→ Work to do
Your task is to extract every line from the material below exactly.

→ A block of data
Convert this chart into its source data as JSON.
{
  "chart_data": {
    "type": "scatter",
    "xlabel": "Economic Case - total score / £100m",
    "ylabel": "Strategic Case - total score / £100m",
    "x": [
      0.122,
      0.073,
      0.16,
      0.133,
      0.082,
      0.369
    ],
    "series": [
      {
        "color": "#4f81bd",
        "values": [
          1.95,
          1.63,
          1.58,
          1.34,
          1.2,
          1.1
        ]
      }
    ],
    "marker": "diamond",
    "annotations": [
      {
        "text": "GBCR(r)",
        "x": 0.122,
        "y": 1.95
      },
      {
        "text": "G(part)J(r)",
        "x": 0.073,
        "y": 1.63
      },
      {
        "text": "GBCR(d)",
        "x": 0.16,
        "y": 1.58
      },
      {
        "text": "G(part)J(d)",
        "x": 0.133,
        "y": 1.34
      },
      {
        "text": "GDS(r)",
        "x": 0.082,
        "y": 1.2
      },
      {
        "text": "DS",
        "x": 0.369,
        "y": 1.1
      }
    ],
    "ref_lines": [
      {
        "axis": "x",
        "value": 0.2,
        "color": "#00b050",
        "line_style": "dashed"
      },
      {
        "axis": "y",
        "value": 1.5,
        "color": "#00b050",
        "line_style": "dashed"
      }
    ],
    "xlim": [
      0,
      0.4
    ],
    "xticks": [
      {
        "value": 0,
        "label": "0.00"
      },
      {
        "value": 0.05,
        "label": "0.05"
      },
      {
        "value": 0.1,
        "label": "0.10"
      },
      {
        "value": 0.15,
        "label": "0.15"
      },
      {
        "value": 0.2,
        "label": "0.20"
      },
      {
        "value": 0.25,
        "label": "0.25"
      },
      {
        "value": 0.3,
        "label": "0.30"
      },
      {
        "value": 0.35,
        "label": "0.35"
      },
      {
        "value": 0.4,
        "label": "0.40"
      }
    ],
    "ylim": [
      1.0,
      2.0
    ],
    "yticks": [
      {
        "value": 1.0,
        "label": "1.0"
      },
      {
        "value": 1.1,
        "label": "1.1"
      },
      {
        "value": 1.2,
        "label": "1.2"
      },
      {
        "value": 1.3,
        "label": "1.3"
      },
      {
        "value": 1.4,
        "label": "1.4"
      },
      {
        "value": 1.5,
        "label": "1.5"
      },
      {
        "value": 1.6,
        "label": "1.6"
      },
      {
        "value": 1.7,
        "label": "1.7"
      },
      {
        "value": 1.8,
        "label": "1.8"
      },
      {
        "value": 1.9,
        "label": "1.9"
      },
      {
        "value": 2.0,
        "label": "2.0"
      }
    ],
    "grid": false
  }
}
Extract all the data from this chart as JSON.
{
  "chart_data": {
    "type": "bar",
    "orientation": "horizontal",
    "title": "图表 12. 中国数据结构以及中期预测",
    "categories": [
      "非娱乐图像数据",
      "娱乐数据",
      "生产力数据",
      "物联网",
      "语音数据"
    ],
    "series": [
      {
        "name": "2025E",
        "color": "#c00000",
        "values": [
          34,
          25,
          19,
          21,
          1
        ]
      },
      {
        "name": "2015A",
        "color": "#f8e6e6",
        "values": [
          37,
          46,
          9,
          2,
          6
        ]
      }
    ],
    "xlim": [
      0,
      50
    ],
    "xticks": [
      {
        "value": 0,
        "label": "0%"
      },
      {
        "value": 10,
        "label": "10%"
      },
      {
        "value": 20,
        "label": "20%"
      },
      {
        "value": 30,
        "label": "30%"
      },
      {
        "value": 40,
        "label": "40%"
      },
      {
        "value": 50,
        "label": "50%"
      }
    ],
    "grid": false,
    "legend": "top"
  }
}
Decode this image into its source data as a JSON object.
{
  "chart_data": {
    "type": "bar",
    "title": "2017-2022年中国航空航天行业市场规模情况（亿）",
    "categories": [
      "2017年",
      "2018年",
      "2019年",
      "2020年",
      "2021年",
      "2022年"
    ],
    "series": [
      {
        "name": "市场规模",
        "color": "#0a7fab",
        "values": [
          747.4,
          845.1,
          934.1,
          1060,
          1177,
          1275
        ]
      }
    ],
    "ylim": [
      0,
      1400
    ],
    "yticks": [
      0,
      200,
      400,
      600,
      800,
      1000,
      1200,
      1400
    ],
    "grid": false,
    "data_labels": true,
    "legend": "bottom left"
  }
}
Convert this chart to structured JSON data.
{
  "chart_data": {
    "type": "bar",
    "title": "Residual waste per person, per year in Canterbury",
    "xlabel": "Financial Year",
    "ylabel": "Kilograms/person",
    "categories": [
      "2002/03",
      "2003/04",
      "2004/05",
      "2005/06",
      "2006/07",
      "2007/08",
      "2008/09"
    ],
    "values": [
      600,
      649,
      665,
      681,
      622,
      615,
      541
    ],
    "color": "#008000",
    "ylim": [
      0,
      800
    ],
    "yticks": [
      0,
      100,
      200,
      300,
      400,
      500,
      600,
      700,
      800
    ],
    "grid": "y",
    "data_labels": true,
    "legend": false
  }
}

→ Solution to this exercise
Convert this chart into its source data as JSON.
{
  "chart_data": {
    "type": "scatter",
    "xlabel": "Economic Case - total score / £100m",
    "ylabel": "Strategic Case - total score / £100m",
    "x": [
      0.122,
      0.073,
      0.16,
      0.133,
      0.082,
      0.369
    ],
    "series": [
      {
        "color": "#4f81bd",
        "values": [
          1.95,
          1.63,
          1.58,
          1.34,
          1.2,
          1.1
        ]
      }
    ],
    "marker": "diamond",
    "annotations": [
      {
        "text": "GBCR(r)",
        "x": 0.122,
        "y": 1.95
      },
      {
        "text": "G(part)J(r)",
        "x": 0.073,
        "y": 1.63
      },
      {
        "text": "GBCR(d)",
        "x": 0.16,
        "y": 1.58
      },
      {
        "text": "G(part)J(d)",
        "x": 0.133,
        "y": 1.34
      },
      {
        "text": "GDS(r)",
        "x": 0.082,
        "y": 1.2
      },
      {
        "text": "DS",
        "x": 0.369,
        "y": 1.1
      }
    ],
    "ref_lines": [
      {
        "axis": "x",
        "value": 0.2,
        "color": "#00b050",
        "line_style": "dashed"
      },
      {
        "axis": "y",
        "value": 1.5,
        "color": "#00b050",
        "line_style": "dashed"
      }
    ],
    "xlim": [
      0,
      0.4
    ],
    "xticks": [
      {
        "value": 0,
        "label": "0.00"
      },
      {
        "value": 0.05,
        "label": "0.05"
      },
      {
        "value": 0.1,
        "label": "0.10"
      },
      {
        "value": 0.15,
        "label": "0.15"
      },
      {
        "value": 0.2,
        "label": "0.20"
      },
      {
        "value": 0.25,
        "label": "0.25"
      },
      {
        "value": 0.3,
        "label": "0.30"
      },
      {
        "value": 0.35,
        "label": "0.35"
      },
      {
        "value": 0.4,
        "label": "0.40"
      }
    ],
    "ylim": [
      1.0,
      2.0
    ],
    "yticks": [
      {
        "value": 1.0,
        "label": "1.0"
      },
      {
        "value": 1.1,
        "label": "1.1"
      },
      {
        "value": 1.2,
        "label": "1.2"
      },
      {
        "value": 1.3,
        "label": "1.3"
      },
      {
        "value": 1.4,
        "label": "1.4"
      },
      {
        "value": 1.5,
        "label": "1.5"
      },
      {
        "value": 1.6,
        "label": "1.6"
      },
      {
        "value": 1.7,
        "label": "1.7"
      },
      {
        "value": 1.8,
        "label": "1.8"
      },
      {
        "value": 1.9,
        "label": "1.9"
      },
      {
        "value": 2.0,
        "label": "2.0"
      }
    ],
    "grid": false
  }
}
Extract all the data from this chart as JSON.
{
  "chart_data": {
    "type": "bar",
    "orientation": "horizontal",
    "title": "图表 12. 中国数据结构以及中期预测",
    "categories": [
      "非娱乐图像数据",
      "娱乐数据",
      "生产力数据",
      "物联网",
      "语音数据"
    ],
    "series": [
      {
        "name": "2025E",
        "color": "#c00000",
        "values": [
          34,
          25,
          19,
          21,
          1
        ]
      },
      {
        "name": "2015A",
        "color": "#f8e6e6",
        "values": [
          37,
          46,
          9,
          2,
          6
        ]
      }
    ],
    "xlim": [
      0,
      50
    ],
    "xticks": [
      {
        "value": 0,
        "label": "0%"
      },
      {
        "value": 10,
        "label": "10%"
      },
      {
        "value": 20,
        "label": "20%"
      },
      {
        "value": 30,
        "label": "30%"
      },
      {
        "value": 40,
        "label": "40%"
      },
      {
        "value": 50,
        "label": "50%"
      }
    ],
    "grid": false,
    "legend": "top"
  }
}
Decode this image into its source data as a JSON object.
{
  "chart_data": {
    "type": "bar",
    "title": "2017-2022年中国航空航天行业市场规模情况（亿）",
    "categories": [
      "2017年",
      "2018年",
      "2019年",
      "2020年",
      "2021年",
      "2022年"
    ],
    "series": [
      {
        "name": "市场规模",
        "color": "#0a7fab",
        "values": [
          747.4,
          845.1,
          934.1,
          1060,
          1177,
          1275
        ]
      }
    ],
    "ylim": [
      0,
      1400
    ],
    "yticks": [
      0,
      200,
      400,
      600,
      800,
      1000,
      1200,
      1400
    ],
    "grid": false,
    "data_labels": true,
    "legend": "bottom left"
  }
}
Convert this chart to structured JSON data.
{
  "chart_data": {
    "type": "bar",
    "title": "Residual waste per person, per year in Canterbury",
    "xlabel": "Financial Year",
    "ylabel": "Kilograms/person",
    "categories": [
      "2002/03",
      "2003/04",
      "2004/05",
      "2005/06",
      "2006/07",
      "2007/08",
      "2008/09"
    ],
    "values": [
      600,
      649,
      665,
      681,
      622,
      615,
      541
    ],
    "color": "#008000",
    "ylim": [
      0,
      800
    ],
    "yticks": [
      0,
      100,
      200,
      300,
      400,
      500,
      600,
      700,
      800
    ],
    "grid": "y",
    "data_labels": true,
    "legend": false
  }
}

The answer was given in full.